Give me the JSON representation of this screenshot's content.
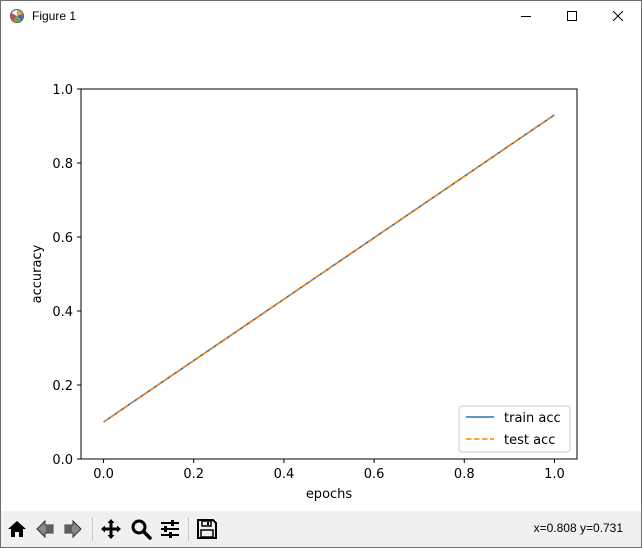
{
  "window": {
    "title": "Figure 1"
  },
  "window_controls": {
    "minimize_icon": "minimize-icon",
    "maximize_icon": "maximize-icon",
    "close_icon": "close-icon"
  },
  "toolbar": {
    "tools": [
      {
        "name": "home",
        "icon": "home-icon"
      },
      {
        "name": "back",
        "icon": "back-arrow-icon"
      },
      {
        "name": "forward",
        "icon": "forward-arrow-icon"
      },
      {
        "name": "pan",
        "icon": "move-icon"
      },
      {
        "name": "zoom",
        "icon": "zoom-icon"
      },
      {
        "name": "configure-subplots",
        "icon": "sliders-icon"
      },
      {
        "name": "save",
        "icon": "save-icon"
      }
    ],
    "coordinates": "x=0.808 y=0.731"
  },
  "chart_data": {
    "type": "line",
    "title": "",
    "xlabel": "epochs",
    "ylabel": "accuracy",
    "xlim": [
      -0.05,
      1.05
    ],
    "ylim": [
      0.0,
      1.0
    ],
    "xticks": [
      "0.0",
      "0.2",
      "0.4",
      "0.6",
      "0.8",
      "1.0"
    ],
    "xtick_values": [
      0.0,
      0.2,
      0.4,
      0.6,
      0.8,
      1.0
    ],
    "yticks": [
      "0.0",
      "0.2",
      "0.4",
      "0.6",
      "0.8",
      "1.0"
    ],
    "ytick_values": [
      0.0,
      0.2,
      0.4,
      0.6,
      0.8,
      1.0
    ],
    "grid": false,
    "legend_position": "lower right",
    "series": [
      {
        "name": "train acc",
        "x": [
          0.0,
          1.0
        ],
        "y": [
          0.1,
          0.93
        ],
        "color": "#1f77b4",
        "style": "solid"
      },
      {
        "name": "test acc",
        "x": [
          0.0,
          1.0
        ],
        "y": [
          0.1,
          0.93
        ],
        "color": "#ff7f0e",
        "style": "dashed"
      }
    ]
  }
}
----
DESCRIPTION OF THE TASK
Print all the records again exactly; do not include any picture.

RESPONSE TO THE TASK
Give me the JSON representation of this screenshot's content.
{
  "window": {
    "title": "Figure 1"
  },
  "window_controls": {
    "minimize_icon": "minimize-icon",
    "maximize_icon": "maximize-icon",
    "close_icon": "close-icon"
  },
  "toolbar": {
    "tools": [
      {
        "name": "home",
        "icon": "home-icon"
      },
      {
        "name": "back",
        "icon": "back-arrow-icon"
      },
      {
        "name": "forward",
        "icon": "forward-arrow-icon"
      },
      {
        "name": "pan",
        "icon": "move-icon"
      },
      {
        "name": "zoom",
        "icon": "zoom-icon"
      },
      {
        "name": "configure-subplots",
        "icon": "sliders-icon"
      },
      {
        "name": "save",
        "icon": "save-icon"
      }
    ],
    "coordinates": "x=0.808 y=0.731"
  },
  "chart_data": {
    "type": "line",
    "title": "",
    "xlabel": "epochs",
    "ylabel": "accuracy",
    "xlim": [
      -0.05,
      1.05
    ],
    "ylim": [
      0.0,
      1.0
    ],
    "xticks": [
      "0.0",
      "0.2",
      "0.4",
      "0.6",
      "0.8",
      "1.0"
    ],
    "xtick_values": [
      0.0,
      0.2,
      0.4,
      0.6,
      0.8,
      1.0
    ],
    "yticks": [
      "0.0",
      "0.2",
      "0.4",
      "0.6",
      "0.8",
      "1.0"
    ],
    "ytick_values": [
      0.0,
      0.2,
      0.4,
      0.6,
      0.8,
      1.0
    ],
    "grid": false,
    "legend_position": "lower right",
    "series": [
      {
        "name": "train acc",
        "x": [
          0.0,
          1.0
        ],
        "y": [
          0.1,
          0.93
        ],
        "color": "#1f77b4",
        "style": "solid"
      },
      {
        "name": "test acc",
        "x": [
          0.0,
          1.0
        ],
        "y": [
          0.1,
          0.93
        ],
        "color": "#ff7f0e",
        "style": "dashed"
      }
    ]
  }
}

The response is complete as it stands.